[Records from a collection]

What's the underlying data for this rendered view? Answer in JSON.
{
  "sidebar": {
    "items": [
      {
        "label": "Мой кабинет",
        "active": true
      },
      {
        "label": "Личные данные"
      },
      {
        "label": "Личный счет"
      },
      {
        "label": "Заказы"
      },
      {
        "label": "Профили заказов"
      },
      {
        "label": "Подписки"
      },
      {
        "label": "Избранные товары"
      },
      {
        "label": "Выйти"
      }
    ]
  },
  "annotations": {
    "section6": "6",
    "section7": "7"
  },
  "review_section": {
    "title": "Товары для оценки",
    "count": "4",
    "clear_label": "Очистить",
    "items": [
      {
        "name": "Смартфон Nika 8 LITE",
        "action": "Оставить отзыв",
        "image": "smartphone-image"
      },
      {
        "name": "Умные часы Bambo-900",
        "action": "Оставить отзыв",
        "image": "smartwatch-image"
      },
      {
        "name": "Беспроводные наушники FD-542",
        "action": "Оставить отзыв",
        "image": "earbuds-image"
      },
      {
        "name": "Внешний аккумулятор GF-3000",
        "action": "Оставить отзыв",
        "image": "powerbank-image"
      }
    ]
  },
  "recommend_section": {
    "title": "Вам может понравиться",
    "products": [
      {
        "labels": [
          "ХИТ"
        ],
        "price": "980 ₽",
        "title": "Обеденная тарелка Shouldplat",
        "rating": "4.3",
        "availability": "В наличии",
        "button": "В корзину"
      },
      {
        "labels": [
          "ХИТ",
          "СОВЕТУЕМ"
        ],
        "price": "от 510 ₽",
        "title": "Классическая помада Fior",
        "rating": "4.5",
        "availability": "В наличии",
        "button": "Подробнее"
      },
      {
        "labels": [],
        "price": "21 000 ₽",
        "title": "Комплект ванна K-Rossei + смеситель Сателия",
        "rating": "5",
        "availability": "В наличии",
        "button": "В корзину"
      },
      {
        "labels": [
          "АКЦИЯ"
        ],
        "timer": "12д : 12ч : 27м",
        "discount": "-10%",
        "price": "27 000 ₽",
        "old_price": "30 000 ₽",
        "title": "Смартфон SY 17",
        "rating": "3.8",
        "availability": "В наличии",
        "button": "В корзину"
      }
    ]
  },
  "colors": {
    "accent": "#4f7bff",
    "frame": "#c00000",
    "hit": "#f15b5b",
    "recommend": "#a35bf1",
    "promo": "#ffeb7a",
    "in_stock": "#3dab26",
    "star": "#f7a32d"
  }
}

• _Given problem_
Write the data back out verbatim.

• _Response_
What's the underlying data for this rendered view? Answer in JSON.
{
  "sidebar": {
    "items": [
      {
        "label": "Мой кабинет",
        "active": true
      },
      {
        "label": "Личные данные"
      },
      {
        "label": "Личный счет"
      },
      {
        "label": "Заказы"
      },
      {
        "label": "Профили заказов"
      },
      {
        "label": "Подписки"
      },
      {
        "label": "Избранные товары"
      },
      {
        "label": "Выйти"
      }
    ]
  },
  "annotations": {
    "section6": "6",
    "section7": "7"
  },
  "review_section": {
    "title": "Товары для оценки",
    "count": "4",
    "clear_label": "Очистить",
    "items": [
      {
        "name": "Смартфон Nika 8 LITE",
        "action": "Оставить отзыв",
        "image": "smartphone-image"
      },
      {
        "name": "Умные часы Bambo-900",
        "action": "Оставить отзыв",
        "image": "smartwatch-image"
      },
      {
        "name": "Беспроводные наушники FD-542",
        "action": "Оставить отзыв",
        "image": "earbuds-image"
      },
      {
        "name": "Внешний аккумулятор GF-3000",
        "action": "Оставить отзыв",
        "image": "powerbank-image"
      }
    ]
  },
  "recommend_section": {
    "title": "Вам может понравиться",
    "products": [
      {
        "labels": [
          "ХИТ"
        ],
        "price": "980 ₽",
        "title": "Обеденная тарелка Shouldplat",
        "rating": "4.3",
        "availability": "В наличии",
        "button": "В корзину"
      },
      {
        "labels": [
          "ХИТ",
          "СОВЕТУЕМ"
        ],
        "price": "от 510 ₽",
        "title": "Классическая помада Fior",
        "rating": "4.5",
        "availability": "В наличии",
        "button": "Подробнее"
      },
      {
        "labels": [],
        "price": "21 000 ₽",
        "title": "Комплект ванна K-Rossei + смеситель Сателия",
        "rating": "5",
        "availability": "В наличии",
        "button": "В корзину"
      },
      {
        "labels": [
          "АКЦИЯ"
        ],
        "timer": "12д : 12ч : 27м",
        "discount": "-10%",
        "price": "27 000 ₽",
        "old_price": "30 000 ₽",
        "title": "Смартфон SY 17",
        "rating": "3.8",
        "availability": "В наличии",
        "button": "В корзину"
      }
    ]
  },
  "colors": {
    "accent": "#4f7bff",
    "frame": "#c00000",
    "hit": "#f15b5b",
    "recommend": "#a35bf1",
    "promo": "#ffeb7a",
    "in_stock": "#3dab26",
    "star": "#f7a32d"
  }
}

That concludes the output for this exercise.